■ **REQUIREMENT**
Copy each line of the entries beneath that contains the word "this".

☆ ☆ ☆

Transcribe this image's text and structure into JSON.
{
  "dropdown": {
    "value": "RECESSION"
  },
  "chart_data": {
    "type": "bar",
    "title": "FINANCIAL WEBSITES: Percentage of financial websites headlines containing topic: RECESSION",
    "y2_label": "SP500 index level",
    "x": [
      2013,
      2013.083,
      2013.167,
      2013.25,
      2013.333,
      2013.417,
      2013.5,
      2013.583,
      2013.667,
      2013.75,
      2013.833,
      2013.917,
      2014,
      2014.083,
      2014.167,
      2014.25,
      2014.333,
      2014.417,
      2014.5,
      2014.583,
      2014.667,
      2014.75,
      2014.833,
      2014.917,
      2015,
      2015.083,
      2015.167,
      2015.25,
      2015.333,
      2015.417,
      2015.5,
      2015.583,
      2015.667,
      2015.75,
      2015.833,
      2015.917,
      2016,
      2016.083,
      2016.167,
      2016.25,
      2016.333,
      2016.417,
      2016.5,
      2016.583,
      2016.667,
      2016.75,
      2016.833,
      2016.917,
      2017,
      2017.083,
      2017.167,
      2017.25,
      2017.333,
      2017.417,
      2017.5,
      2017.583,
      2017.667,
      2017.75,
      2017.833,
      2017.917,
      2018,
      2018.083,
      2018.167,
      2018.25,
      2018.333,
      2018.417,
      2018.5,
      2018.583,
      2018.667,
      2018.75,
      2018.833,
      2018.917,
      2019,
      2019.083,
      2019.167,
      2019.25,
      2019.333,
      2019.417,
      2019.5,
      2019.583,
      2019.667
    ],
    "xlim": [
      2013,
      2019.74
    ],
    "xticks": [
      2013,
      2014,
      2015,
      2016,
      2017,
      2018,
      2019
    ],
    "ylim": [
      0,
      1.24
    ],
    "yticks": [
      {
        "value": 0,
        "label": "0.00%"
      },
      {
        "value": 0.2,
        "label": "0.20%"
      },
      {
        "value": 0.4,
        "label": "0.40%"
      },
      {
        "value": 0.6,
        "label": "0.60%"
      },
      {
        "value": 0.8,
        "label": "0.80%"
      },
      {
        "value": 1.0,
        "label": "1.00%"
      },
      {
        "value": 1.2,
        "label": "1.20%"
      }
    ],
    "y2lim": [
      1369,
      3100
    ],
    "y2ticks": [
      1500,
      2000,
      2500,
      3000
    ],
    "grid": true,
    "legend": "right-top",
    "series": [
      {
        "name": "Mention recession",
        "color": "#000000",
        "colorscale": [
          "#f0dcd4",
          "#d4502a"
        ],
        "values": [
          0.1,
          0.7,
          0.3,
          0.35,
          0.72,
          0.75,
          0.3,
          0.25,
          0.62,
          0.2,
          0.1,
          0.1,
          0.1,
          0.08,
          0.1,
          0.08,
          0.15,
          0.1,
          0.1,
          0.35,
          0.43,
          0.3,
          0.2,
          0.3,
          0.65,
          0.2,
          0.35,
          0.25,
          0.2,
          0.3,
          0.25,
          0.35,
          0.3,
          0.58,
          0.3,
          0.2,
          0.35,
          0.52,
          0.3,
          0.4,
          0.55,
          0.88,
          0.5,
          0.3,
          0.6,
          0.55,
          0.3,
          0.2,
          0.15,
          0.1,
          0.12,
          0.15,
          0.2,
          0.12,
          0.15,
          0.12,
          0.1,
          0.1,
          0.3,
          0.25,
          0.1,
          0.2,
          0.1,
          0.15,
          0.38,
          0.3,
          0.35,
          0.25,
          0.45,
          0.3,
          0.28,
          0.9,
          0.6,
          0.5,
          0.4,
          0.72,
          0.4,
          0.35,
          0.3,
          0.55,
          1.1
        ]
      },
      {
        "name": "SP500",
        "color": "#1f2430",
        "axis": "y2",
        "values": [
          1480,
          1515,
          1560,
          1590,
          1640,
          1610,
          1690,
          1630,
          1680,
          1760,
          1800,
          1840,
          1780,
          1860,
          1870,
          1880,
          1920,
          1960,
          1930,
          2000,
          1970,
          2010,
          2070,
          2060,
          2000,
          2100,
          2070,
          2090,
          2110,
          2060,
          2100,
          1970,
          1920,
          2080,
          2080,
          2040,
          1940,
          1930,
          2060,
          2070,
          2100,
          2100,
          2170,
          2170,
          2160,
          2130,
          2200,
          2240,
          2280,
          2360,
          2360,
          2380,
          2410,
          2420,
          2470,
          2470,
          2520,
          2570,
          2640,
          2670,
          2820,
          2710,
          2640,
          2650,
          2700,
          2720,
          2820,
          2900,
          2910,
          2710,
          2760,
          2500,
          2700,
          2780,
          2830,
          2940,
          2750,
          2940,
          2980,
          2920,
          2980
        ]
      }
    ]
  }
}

☆ ☆ ☆

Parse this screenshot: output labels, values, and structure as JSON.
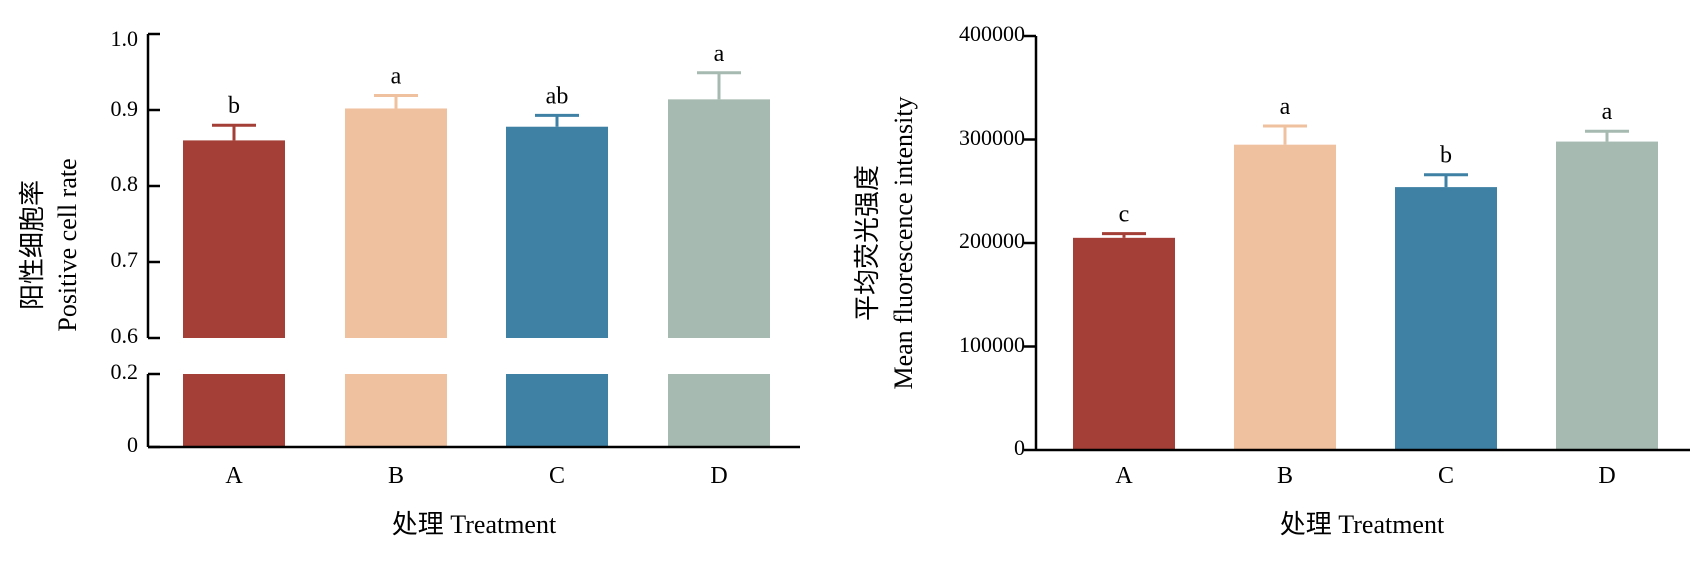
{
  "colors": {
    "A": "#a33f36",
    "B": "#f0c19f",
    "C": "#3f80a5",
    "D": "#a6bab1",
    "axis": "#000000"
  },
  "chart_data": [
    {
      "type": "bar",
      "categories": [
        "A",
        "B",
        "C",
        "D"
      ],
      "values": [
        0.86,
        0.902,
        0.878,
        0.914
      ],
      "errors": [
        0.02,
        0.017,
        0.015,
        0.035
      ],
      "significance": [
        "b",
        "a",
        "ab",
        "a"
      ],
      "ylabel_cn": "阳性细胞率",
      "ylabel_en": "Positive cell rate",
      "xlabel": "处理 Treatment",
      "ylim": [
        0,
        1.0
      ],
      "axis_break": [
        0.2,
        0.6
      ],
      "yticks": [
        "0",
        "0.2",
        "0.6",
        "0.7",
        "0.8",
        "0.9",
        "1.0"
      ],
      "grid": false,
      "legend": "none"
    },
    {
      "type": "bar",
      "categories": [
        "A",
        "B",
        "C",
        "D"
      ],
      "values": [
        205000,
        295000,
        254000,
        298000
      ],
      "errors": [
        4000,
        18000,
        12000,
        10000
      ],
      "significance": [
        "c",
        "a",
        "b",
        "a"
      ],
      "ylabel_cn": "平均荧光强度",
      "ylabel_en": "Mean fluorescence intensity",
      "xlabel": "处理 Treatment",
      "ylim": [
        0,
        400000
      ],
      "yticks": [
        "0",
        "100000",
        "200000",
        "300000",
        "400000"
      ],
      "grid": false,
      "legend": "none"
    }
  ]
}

☆ ☆ ☆

■ **PROBLEM SOLUTION**
Transcribe this image's text and structure into JSON.
Parse this screenshot: output labels, values, and structure as JSON.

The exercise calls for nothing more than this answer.